EXERCISE TASK
The required output is a single number: how many lines of the material contain the string "this".

Chart and figure data
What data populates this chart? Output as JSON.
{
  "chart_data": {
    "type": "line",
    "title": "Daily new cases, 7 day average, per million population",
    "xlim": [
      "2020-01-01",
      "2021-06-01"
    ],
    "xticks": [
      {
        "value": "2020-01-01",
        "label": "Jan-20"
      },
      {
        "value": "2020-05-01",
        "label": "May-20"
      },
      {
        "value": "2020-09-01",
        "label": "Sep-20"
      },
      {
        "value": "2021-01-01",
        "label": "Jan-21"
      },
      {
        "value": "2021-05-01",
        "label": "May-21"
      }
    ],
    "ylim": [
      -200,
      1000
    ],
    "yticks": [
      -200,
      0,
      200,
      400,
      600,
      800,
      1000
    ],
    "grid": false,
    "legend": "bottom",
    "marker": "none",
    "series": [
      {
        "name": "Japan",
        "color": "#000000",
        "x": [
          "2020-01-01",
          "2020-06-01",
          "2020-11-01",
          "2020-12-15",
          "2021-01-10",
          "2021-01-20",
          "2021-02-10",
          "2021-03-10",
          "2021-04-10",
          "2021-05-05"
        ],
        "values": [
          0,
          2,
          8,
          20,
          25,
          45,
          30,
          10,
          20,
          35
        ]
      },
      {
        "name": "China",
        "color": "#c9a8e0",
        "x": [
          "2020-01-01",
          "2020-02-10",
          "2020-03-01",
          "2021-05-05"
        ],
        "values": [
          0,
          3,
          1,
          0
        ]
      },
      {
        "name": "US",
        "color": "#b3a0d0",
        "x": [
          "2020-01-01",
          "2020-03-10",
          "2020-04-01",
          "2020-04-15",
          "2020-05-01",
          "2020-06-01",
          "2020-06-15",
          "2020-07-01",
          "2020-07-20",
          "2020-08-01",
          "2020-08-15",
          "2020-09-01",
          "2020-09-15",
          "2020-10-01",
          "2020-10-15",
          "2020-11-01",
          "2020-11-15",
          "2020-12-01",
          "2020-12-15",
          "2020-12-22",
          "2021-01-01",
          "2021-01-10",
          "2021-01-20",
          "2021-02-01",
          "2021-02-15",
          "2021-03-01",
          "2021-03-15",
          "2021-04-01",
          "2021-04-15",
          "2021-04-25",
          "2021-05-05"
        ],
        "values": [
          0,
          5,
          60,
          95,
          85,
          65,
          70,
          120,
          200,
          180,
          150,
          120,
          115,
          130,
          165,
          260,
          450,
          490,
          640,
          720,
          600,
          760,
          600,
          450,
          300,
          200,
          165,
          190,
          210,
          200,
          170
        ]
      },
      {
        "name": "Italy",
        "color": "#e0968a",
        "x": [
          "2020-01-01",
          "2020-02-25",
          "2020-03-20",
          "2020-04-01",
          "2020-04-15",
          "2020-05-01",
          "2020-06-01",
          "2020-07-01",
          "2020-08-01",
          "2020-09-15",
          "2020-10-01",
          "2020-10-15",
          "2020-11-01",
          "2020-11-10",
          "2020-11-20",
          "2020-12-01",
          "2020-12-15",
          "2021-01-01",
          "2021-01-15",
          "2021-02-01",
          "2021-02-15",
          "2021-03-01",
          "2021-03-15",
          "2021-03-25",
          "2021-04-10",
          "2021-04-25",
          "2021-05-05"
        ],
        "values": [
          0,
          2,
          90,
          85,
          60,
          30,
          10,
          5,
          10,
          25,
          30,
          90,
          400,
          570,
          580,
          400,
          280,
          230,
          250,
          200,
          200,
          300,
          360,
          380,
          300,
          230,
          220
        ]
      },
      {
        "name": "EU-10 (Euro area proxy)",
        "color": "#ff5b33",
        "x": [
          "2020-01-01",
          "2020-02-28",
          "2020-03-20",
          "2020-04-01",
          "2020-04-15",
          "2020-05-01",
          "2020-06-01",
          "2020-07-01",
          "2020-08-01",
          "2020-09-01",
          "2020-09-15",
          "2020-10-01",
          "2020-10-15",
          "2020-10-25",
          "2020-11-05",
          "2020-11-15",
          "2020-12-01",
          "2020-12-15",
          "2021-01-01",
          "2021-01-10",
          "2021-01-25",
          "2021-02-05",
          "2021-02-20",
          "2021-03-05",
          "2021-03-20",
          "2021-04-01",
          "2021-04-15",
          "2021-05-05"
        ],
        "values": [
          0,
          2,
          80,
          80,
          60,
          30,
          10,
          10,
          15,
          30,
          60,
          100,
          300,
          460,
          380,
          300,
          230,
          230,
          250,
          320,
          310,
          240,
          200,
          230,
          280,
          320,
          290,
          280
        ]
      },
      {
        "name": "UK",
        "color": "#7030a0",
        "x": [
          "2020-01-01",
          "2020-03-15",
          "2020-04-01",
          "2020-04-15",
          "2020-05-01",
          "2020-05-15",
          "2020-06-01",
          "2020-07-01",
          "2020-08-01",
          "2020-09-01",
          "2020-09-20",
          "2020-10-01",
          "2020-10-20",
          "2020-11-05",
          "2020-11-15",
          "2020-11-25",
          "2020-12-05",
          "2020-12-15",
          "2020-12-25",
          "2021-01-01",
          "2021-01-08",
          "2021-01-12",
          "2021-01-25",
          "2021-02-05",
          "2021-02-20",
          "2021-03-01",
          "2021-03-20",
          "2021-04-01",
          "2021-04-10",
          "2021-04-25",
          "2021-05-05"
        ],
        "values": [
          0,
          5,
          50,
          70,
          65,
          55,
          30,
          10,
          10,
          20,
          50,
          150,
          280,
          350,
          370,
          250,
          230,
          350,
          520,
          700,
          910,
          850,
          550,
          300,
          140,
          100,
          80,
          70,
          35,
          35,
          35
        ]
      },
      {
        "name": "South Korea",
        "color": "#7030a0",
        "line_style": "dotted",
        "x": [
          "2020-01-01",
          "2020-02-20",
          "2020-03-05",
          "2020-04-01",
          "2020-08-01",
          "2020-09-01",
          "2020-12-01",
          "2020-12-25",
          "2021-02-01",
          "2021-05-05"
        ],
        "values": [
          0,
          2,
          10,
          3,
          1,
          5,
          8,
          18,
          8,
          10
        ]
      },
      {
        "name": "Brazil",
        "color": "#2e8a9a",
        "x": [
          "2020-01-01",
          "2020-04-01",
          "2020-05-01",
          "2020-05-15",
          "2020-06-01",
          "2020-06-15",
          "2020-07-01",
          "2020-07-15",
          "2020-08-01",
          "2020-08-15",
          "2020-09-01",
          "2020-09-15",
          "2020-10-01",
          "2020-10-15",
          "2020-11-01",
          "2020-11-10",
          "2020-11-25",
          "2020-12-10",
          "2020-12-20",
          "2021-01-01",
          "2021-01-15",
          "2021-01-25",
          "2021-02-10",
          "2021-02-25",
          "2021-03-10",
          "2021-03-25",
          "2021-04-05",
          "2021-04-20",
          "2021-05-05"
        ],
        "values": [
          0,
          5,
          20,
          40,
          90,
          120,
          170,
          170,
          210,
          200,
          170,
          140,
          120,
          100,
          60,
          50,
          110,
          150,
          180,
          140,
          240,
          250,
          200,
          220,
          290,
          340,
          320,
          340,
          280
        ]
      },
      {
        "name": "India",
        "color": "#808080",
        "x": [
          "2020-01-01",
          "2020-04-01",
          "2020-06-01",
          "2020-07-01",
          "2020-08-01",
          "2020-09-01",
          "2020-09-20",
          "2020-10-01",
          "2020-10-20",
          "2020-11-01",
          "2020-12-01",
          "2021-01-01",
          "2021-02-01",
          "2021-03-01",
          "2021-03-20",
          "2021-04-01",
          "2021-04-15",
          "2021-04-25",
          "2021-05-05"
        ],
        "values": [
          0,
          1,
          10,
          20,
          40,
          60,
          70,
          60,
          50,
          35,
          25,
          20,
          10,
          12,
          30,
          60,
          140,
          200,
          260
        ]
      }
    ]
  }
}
--
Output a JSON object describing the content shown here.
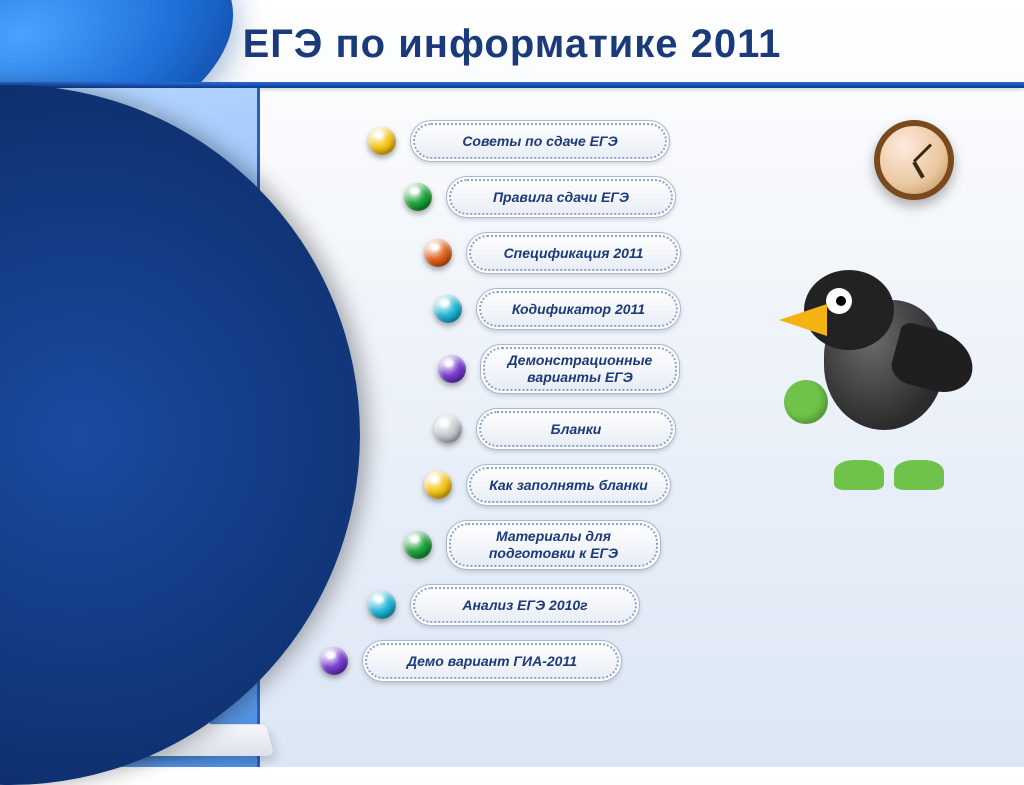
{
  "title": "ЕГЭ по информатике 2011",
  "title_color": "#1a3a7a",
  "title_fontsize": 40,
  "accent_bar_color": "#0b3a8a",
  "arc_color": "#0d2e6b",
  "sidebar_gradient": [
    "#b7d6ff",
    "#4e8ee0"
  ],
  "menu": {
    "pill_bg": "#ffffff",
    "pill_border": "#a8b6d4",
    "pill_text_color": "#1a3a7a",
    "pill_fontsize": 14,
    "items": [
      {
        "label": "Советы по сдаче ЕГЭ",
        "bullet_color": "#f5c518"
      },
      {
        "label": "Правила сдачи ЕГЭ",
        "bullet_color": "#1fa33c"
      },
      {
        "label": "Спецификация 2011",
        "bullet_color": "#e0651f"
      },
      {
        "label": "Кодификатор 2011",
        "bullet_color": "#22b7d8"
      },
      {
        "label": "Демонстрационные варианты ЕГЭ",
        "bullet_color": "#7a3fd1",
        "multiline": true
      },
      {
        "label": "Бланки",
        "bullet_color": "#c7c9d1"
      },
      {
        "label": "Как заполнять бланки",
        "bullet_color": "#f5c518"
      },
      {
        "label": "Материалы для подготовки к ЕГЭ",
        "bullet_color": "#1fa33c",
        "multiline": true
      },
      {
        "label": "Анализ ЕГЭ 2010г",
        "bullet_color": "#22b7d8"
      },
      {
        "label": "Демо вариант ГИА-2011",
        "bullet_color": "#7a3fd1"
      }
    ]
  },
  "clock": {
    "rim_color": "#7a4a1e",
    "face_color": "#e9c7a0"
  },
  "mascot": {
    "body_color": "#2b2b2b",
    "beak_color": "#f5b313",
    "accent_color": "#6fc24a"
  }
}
--
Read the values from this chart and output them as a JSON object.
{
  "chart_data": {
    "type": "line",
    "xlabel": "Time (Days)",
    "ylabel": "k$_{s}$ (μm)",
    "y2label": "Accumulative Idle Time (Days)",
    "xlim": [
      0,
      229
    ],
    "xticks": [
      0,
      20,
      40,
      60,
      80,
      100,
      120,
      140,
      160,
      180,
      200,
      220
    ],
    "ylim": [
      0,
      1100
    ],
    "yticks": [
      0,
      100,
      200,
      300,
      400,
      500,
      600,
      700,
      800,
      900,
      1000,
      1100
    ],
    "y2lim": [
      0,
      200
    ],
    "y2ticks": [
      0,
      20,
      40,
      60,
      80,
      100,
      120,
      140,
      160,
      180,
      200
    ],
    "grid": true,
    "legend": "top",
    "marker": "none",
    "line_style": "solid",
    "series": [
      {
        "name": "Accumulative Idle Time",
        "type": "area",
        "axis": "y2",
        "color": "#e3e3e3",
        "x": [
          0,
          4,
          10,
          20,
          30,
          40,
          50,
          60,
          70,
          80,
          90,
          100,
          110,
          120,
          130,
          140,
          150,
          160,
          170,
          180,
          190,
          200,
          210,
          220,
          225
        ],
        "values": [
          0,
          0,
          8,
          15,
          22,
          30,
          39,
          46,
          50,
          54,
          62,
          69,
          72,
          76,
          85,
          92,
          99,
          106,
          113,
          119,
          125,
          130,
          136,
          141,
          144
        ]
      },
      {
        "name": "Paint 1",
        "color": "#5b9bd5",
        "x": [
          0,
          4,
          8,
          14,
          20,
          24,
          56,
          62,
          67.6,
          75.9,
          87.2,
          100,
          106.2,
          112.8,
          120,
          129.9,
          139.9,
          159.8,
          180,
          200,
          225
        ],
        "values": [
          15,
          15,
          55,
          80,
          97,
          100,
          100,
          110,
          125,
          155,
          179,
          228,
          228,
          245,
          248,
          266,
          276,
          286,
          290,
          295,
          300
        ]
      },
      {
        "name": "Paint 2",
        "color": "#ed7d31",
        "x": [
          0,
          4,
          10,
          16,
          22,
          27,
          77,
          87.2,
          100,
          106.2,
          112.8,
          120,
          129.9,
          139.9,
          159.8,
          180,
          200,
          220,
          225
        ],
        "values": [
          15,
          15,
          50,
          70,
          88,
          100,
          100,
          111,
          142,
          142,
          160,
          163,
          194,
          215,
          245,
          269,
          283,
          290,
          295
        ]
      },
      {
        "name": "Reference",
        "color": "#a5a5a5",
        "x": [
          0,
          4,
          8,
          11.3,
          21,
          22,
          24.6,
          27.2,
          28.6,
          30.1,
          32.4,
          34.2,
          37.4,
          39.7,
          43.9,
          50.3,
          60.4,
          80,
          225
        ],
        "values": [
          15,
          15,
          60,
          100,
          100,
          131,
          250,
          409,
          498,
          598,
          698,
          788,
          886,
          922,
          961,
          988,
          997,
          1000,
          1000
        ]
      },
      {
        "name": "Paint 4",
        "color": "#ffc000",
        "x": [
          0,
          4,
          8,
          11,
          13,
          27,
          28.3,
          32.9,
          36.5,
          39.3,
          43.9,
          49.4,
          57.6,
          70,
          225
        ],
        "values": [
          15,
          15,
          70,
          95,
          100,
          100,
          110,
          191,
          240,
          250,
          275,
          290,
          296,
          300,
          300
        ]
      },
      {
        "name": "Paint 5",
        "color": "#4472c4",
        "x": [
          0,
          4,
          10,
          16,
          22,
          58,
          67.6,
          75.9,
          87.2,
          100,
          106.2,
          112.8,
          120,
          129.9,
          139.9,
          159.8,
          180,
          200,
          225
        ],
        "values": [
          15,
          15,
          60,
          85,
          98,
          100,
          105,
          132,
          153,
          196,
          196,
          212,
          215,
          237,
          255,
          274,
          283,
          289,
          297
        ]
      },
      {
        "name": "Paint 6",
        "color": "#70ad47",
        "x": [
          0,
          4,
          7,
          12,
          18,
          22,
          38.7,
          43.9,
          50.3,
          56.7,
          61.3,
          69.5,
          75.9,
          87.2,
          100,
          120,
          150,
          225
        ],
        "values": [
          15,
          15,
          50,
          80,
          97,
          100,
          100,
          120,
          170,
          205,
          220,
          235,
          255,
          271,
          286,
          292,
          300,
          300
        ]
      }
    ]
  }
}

SOLUTION
2